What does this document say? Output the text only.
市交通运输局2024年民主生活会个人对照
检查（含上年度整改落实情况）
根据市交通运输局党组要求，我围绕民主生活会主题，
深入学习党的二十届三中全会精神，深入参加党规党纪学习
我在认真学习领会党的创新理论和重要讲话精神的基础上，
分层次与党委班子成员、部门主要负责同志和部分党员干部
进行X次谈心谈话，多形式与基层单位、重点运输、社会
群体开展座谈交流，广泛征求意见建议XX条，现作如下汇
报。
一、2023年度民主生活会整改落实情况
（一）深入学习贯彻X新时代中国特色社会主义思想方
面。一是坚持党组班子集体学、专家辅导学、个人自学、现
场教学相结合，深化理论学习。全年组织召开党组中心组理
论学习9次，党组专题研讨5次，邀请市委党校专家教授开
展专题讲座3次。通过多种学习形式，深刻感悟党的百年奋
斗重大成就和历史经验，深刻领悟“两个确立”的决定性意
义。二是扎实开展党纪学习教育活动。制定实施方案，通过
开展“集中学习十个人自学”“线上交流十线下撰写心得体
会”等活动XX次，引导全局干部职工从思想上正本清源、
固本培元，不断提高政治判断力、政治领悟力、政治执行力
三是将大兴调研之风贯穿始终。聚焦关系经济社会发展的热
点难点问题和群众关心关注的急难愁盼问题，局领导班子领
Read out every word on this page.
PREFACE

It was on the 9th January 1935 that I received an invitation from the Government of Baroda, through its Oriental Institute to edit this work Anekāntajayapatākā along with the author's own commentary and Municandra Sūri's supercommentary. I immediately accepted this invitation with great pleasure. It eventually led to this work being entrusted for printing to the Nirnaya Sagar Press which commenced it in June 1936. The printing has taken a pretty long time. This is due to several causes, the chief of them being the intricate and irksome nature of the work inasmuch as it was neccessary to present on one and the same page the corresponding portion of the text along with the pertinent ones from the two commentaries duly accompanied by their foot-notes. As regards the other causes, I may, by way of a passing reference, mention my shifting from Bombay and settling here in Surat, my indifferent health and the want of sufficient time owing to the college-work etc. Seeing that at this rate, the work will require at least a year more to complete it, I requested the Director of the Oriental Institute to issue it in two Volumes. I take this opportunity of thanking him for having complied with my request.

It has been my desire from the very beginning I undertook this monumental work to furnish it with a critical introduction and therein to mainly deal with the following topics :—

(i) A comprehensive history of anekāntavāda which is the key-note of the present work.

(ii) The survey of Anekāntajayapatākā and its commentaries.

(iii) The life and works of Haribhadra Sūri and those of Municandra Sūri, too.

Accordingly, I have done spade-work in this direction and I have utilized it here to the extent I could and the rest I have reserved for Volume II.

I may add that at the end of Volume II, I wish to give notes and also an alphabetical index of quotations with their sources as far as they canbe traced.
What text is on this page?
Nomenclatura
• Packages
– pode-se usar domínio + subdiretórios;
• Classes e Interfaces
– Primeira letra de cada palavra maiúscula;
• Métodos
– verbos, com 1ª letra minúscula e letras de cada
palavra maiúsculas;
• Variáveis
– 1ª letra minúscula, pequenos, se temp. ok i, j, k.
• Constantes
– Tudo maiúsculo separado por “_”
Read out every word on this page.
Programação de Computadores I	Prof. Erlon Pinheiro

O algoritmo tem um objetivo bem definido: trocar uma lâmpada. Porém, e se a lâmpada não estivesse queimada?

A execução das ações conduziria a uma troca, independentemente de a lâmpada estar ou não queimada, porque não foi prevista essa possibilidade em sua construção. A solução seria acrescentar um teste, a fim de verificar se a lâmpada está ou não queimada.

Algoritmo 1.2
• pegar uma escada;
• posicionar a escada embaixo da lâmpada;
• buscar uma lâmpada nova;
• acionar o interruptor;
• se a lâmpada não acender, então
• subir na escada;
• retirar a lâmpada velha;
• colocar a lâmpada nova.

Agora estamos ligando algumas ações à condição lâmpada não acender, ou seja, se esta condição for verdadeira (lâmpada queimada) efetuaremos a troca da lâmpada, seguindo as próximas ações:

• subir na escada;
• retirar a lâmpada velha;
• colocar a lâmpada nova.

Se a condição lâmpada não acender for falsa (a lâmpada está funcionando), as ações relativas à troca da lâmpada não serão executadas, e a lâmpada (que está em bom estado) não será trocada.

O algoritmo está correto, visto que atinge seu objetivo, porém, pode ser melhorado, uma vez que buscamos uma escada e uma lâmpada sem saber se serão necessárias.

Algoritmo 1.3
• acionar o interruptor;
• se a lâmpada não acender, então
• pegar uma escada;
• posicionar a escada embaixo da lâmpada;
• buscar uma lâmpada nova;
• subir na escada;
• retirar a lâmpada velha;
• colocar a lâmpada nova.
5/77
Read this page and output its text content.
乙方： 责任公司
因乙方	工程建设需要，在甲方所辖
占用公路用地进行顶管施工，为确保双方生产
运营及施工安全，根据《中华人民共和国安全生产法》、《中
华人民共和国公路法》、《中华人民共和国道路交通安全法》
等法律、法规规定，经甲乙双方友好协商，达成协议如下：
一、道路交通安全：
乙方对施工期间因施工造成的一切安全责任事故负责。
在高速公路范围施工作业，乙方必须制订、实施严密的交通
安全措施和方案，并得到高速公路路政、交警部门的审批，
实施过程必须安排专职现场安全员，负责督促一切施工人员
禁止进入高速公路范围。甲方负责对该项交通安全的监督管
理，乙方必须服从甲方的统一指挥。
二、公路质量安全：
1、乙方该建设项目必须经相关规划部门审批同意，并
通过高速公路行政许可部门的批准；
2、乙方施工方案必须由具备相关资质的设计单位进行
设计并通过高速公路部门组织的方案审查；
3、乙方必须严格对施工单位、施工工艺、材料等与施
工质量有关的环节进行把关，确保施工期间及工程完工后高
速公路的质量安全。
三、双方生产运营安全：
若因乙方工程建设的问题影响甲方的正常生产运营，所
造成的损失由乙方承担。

○ ○ ○

Exercise: Write down all the entries again without a single difference.

Result for this exercise:
What does this document say? Output the text only.
市交通运输局2024年民主生活会个人对照
检查（含上年度整改落实情况）
根据市交通运输局党组要求，我围绕民主生活会主题，
深入学习党的二十届三中全会精神，深入参加党规党纪学习
我在认真学习领会党的创新理论和重要讲话精神的基础上，
分层次与党委班子成员、部门主要负责同志和部分党员干部
进行X次谈心谈话，多形式与基层单位、重点运输、社会
群体开展座谈交流，广泛征求意见建议XX条，现作如下汇
报。
一、2023年度民主生活会整改落实情况
（一）深入学习贯彻X新时代中国特色社会主义思想方
面。一是坚持党组班子集体学、专家辅导学、个人自学、现
场教学相结合，深化理论学习。全年组织召开党组中心组理
论学习9次，党组专题研讨5次，邀请市委党校专家教授开
展专题讲座3次。通过多种学习形式，深刻感悟党的百年奋
斗重大成就和历史经验，深刻领悟“两个确立”的决定性意
义。二是扎实开展党纪学习教育活动。制定实施方案，通过
开展“集中学习十个人自学”“线上交流十线下撰写心得体
会”等活动XX次，引导全局干部职工从思想上正本清源、
固本培元，不断提高政治判断力、政治领悟力、政治执行力
三是将大兴调研之风贯穿始终。聚焦关系经济社会发展的热
点难点问题和群众关心关注的急难愁盼问题，局领导班子领
Read out every word on this page.
PREFACE

It was on the 9th January 1935 that I received an invitation from the Government of Baroda, through its Oriental Institute to edit this work Anekāntajayapatākā along with the author's own commentary and Municandra Sūri's supercommentary. I immediately accepted this invitation with great pleasure. It eventually led to this work being entrusted for printing to the Nirnaya Sagar Press which commenced it in June 1936. The printing has taken a pretty long time. This is due to several causes, the chief of them being the intricate and irksome nature of the work inasmuch as it was neccessary to present on one and the same page the corresponding portion of the text along with the pertinent ones from the two commentaries duly accompanied by their foot-notes. As regards the other causes, I may, by way of a passing reference, mention my shifting from Bombay and settling here in Surat, my indifferent health and the want of sufficient time owing to the college-work etc. Seeing that at this rate, the work will require at least a year more to complete it, I requested the Director of the Oriental Institute to issue it in two Volumes. I take this opportunity of thanking him for having complied with my request.

It has been my desire from the very beginning I undertook this monumental work to furnish it with a critical introduction and therein to mainly deal with the following topics :—

(i) A comprehensive history of anekāntavāda which is the key-note of the present work.

(ii) The survey of Anekāntajayapatākā and its commentaries.

(iii) The life and works of Haribhadra Sūri and those of Municandra Sūri, too.

Accordingly, I have done spade-work in this direction and I have utilized it here to the extent I could and the rest I have reserved for Volume II.

I may add that at the end of Volume II, I wish to give notes and also an alphabetical index of quotations with their sources as far as they canbe traced.
What text is on this page?
Nomenclatura
• Packages
– pode-se usar domínio + subdiretórios;
• Classes e Interfaces
– Primeira letra de cada palavra maiúscula;
• Métodos
– verbos, com 1ª letra minúscula e letras de cada
palavra maiúsculas;
• Variáveis
– 1ª letra minúscula, pequenos, se temp. ok i, j, k.
• Constantes
– Tudo maiúsculo separado por “_”
Read out every word on this page.
Programação de Computadores I	Prof. Erlon Pinheiro

O algoritmo tem um objetivo bem definido: trocar uma lâmpada. Porém, e se a lâmpada não estivesse queimada?

A execução das ações conduziria a uma troca, independentemente de a lâmpada estar ou não queimada, porque não foi prevista essa possibilidade em sua construção. A solução seria acrescentar um teste, a fim de verificar se a lâmpada está ou não queimada.

Algoritmo 1.2
• pegar uma escada;
• posicionar a escada embaixo da lâmpada;
• buscar uma lâmpada nova;
• acionar o interruptor;
• se a lâmpada não acender, então
• subir na escada;
• retirar a lâmpada velha;
• colocar a lâmpada nova.

Agora estamos ligando algumas ações à condição lâmpada não acender, ou seja, se esta condição for verdadeira (lâmpada queimada) efetuaremos a troca da lâmpada, seguindo as próximas ações:

• subir na escada;
• retirar a lâmpada velha;
• colocar a lâmpada nova.

Se a condição lâmpada não acender for falsa (a lâmpada está funcionando), as ações relativas à troca da lâmpada não serão executadas, e a lâmpada (que está em bom estado) não será trocada.

O algoritmo está correto, visto que atinge seu objetivo, porém, pode ser melhorado, uma vez que buscamos uma escada e uma lâmpada sem saber se serão necessárias.

Algoritmo 1.3
• acionar o interruptor;
• se a lâmpada não acender, então
• pegar uma escada;
• posicionar a escada embaixo da lâmpada;
• buscar uma lâmpada nova;
• subir na escada;
• retirar a lâmpada velha;
• colocar a lâmpada nova.
5/77
Read this page and output its text content.
乙方： 责任公司
因乙方	工程建设需要，在甲方所辖
占用公路用地进行顶管施工，为确保双方生产
运营及施工安全，根据《中华人民共和国安全生产法》、《中
华人民共和国公路法》、《中华人民共和国道路交通安全法》
等法律、法规规定，经甲乙双方友好协商，达成协议如下：
一、道路交通安全：
乙方对施工期间因施工造成的一切安全责任事故负责。
在高速公路范围施工作业，乙方必须制订、实施严密的交通
安全措施和方案，并得到高速公路路政、交警部门的审批，
实施过程必须安排专职现场安全员，负责督促一切施工人员
禁止进入高速公路范围。甲方负责对该项交通安全的监督管
理，乙方必须服从甲方的统一指挥。
二、公路质量安全：
1、乙方该建设项目必须经相关规划部门审批同意，并
通过高速公路行政许可部门的批准；
2、乙方施工方案必须由具备相关资质的设计单位进行
设计并通过高速公路部门组织的方案审查；
3、乙方必须严格对施工单位、施工工艺、材料等与施
工质量有关的环节进行把关，确保施工期间及工程完工后高
速公路的质量安全。
三、双方生产运营安全：
若因乙方工程建设的问题影响甲方的正常生产运营，所
造成的损失由乙方承担。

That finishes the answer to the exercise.